- _DIRECTIVE_
Using the data below, gather each line that includes the word "Time".

- _GIVEN DATA_

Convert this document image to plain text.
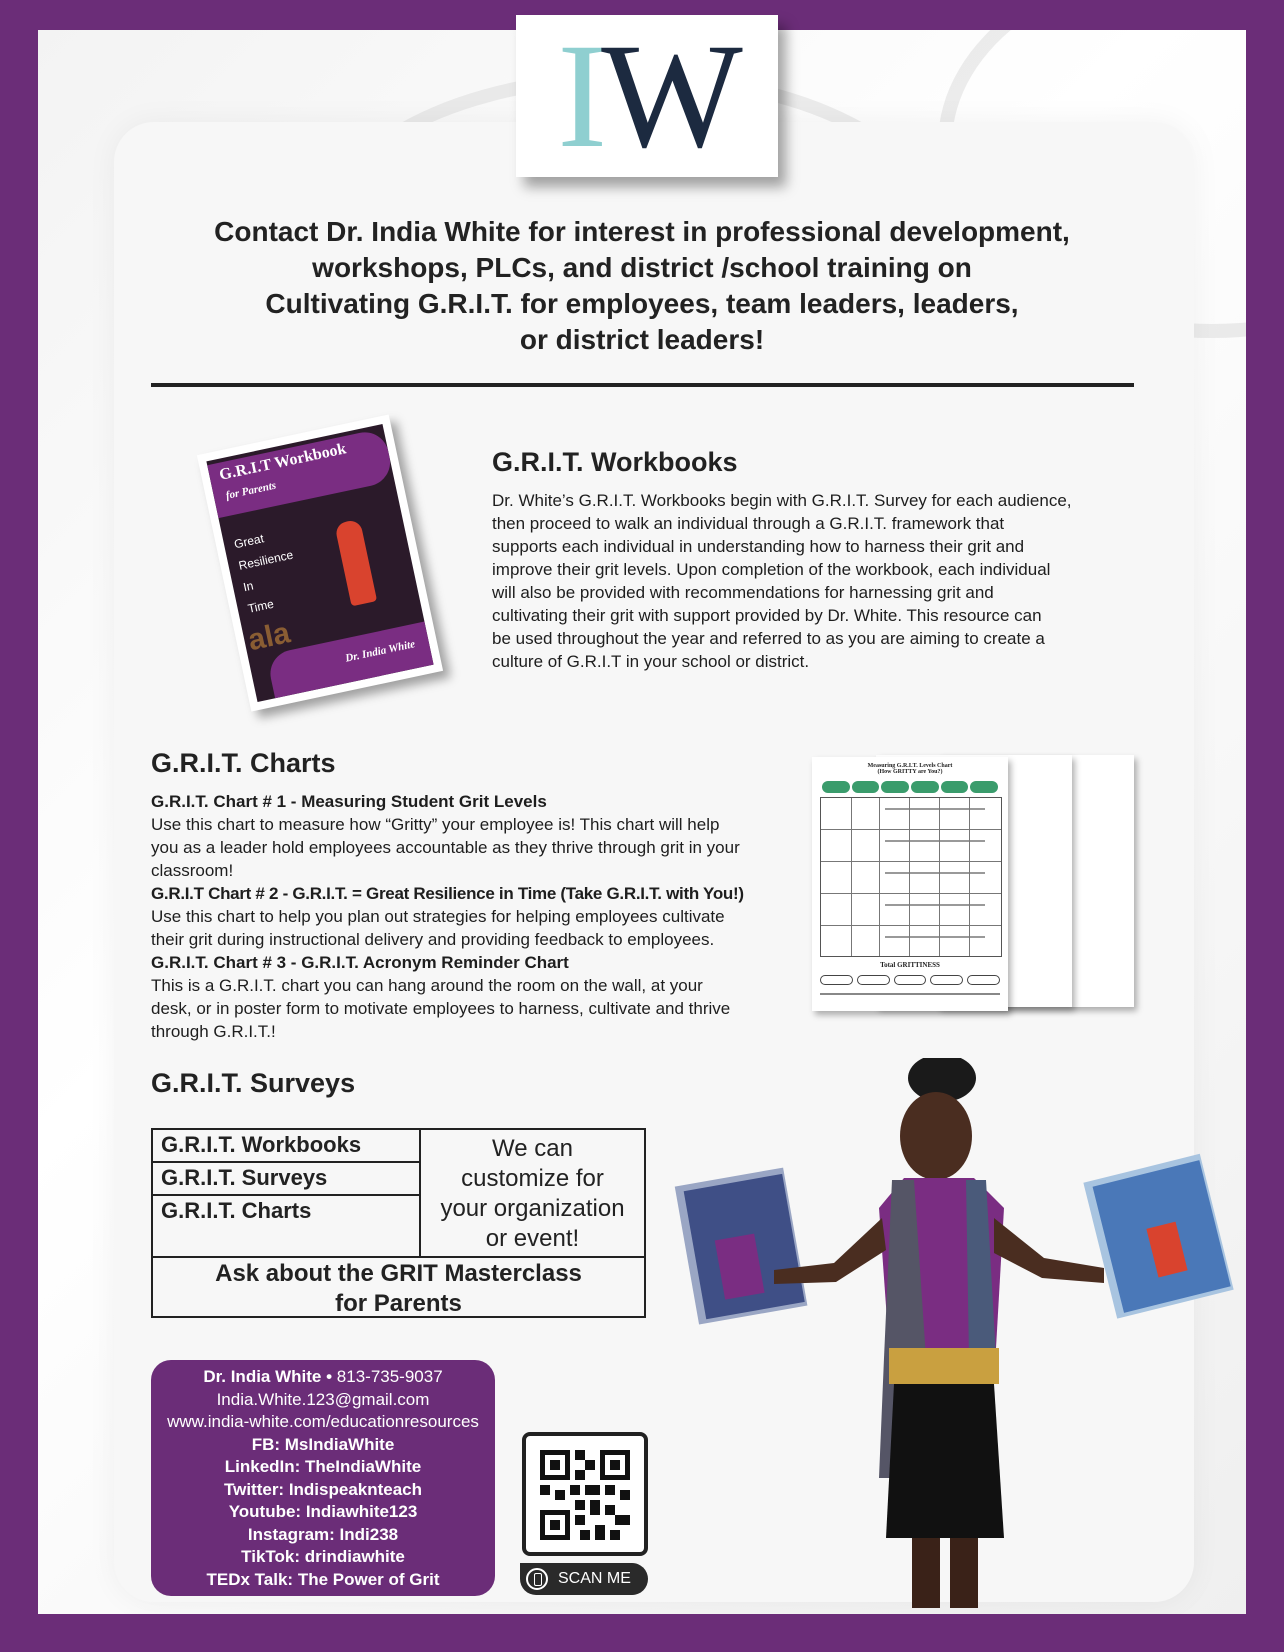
I W
Contact Dr. India White for interest in professional development,
workshops, PLCs, and district /school training on
Cultivating G.R.I.T. for employees, team leaders, leaders,
or district leaders!
G.R.I.T Workbook
for Parents
Great
Resilience
In
Time
ala	Dr. India White
G.R.I.T. Workbooks
Dr. White’s G.R.I.T. Workbooks begin with G.R.I.T. Survey for each audience,
then proceed to walk an individual through a G.R.I.T. framework that
supports each individual in understanding how to harness their grit and
improve their grit levels. Upon completion of the workbook, each individual
will also be provided with recommendations for harnessing grit and
cultivating their grit with support provided by Dr. White. This resource can
be used throughout the year and referred to as you are aiming to create a
culture of G.R.I.T in your school or district.
G.R.I.T. Charts
G.R.I.T. Chart # 1 - Measuring Student Grit Levels
Use this chart to measure how “Gritty” your employee is! This chart will help
you as a leader hold employees accountable as they thrive through grit in your
classroom!
G.R.I.T Chart # 2 - G.R.I.T. = Great Resilience in Time (Take G.R.I.T. with You!)
Use this chart to help you plan out strategies for helping employees cultivate
their grit during instructional delivery and providing feedback to employees.
G.R.I.T. Chart # 3 - G.R.I.T. Acronym Reminder Chart
This is a G.R.I.T. chart you can hang around the room on the wall, at your
desk, or in poster form to motivate employees to harness, cultivate and thrive
through G.R.I.T.!
Measuring G.R.I.T. Levels Chart
(How GRITTY are You?)
Total GRITTINESS
G.R.I.T. Surveys
G.R.I.T. Workbooks
G.R.I.T. Surveys
G.R.I.T. Charts
We can
customize for
your organization
or event!
Ask about the GRIT Masterclass
for Parents
Dr. India White • 813-735-9037
India.White.123@gmail.com
www.india-white.com/educationresources
FB: MsIndiaWhite
LinkedIn: TheIndiaWhite
Twitter: Indispeaknteach
Youtube: Indiawhite123
Instagram: Indi238
TikTok: drindiawhite
TEDx Talk: The Power of Grit	SCAN ME
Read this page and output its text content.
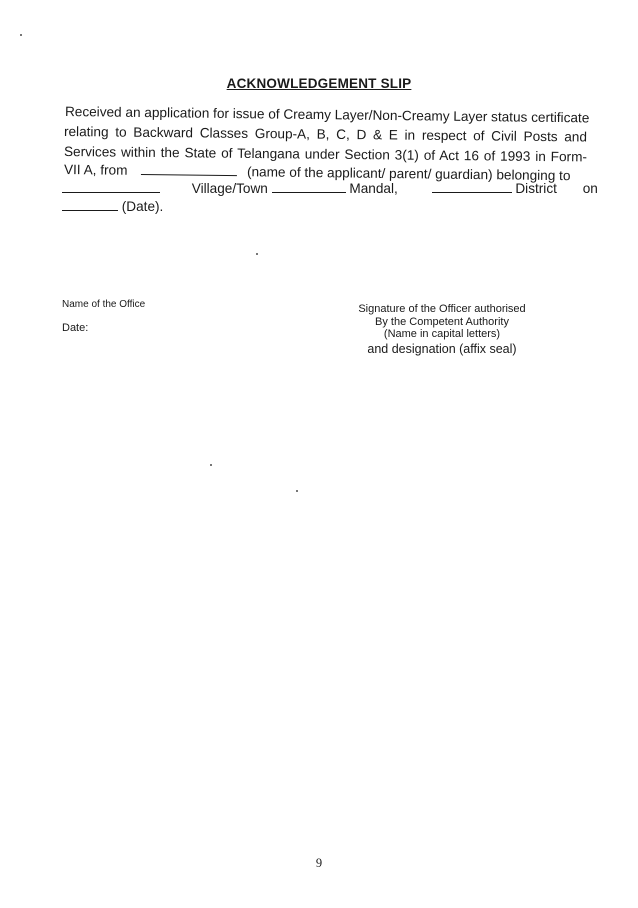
ACKNOWLEDGEMENT SLIP
Received an application for issue of Creamy Layer/Non-Creamy Layer status certificate
relating to Backward Classes Group-A, B, C, D & E in respect of Civil Posts and
Services within the State of Telangana under Section 3(1) of Act 16 of 1993 in Form-
VII A, from	(name of the applicant/ parent/ guardian) belonging to
Village/Town	Mandal,	District on
(Date).
Name of the Office
Date:
Signature of the Officer authorised
By the Competent Authority
(Name in capital letters)
and designation (affix seal)
9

- _CORRECT OUTPUT_
Time
G.R.I.T Chart # 2 - G.R.I.T. = Great Resilience in Time (Take G.R.I.T. with You!)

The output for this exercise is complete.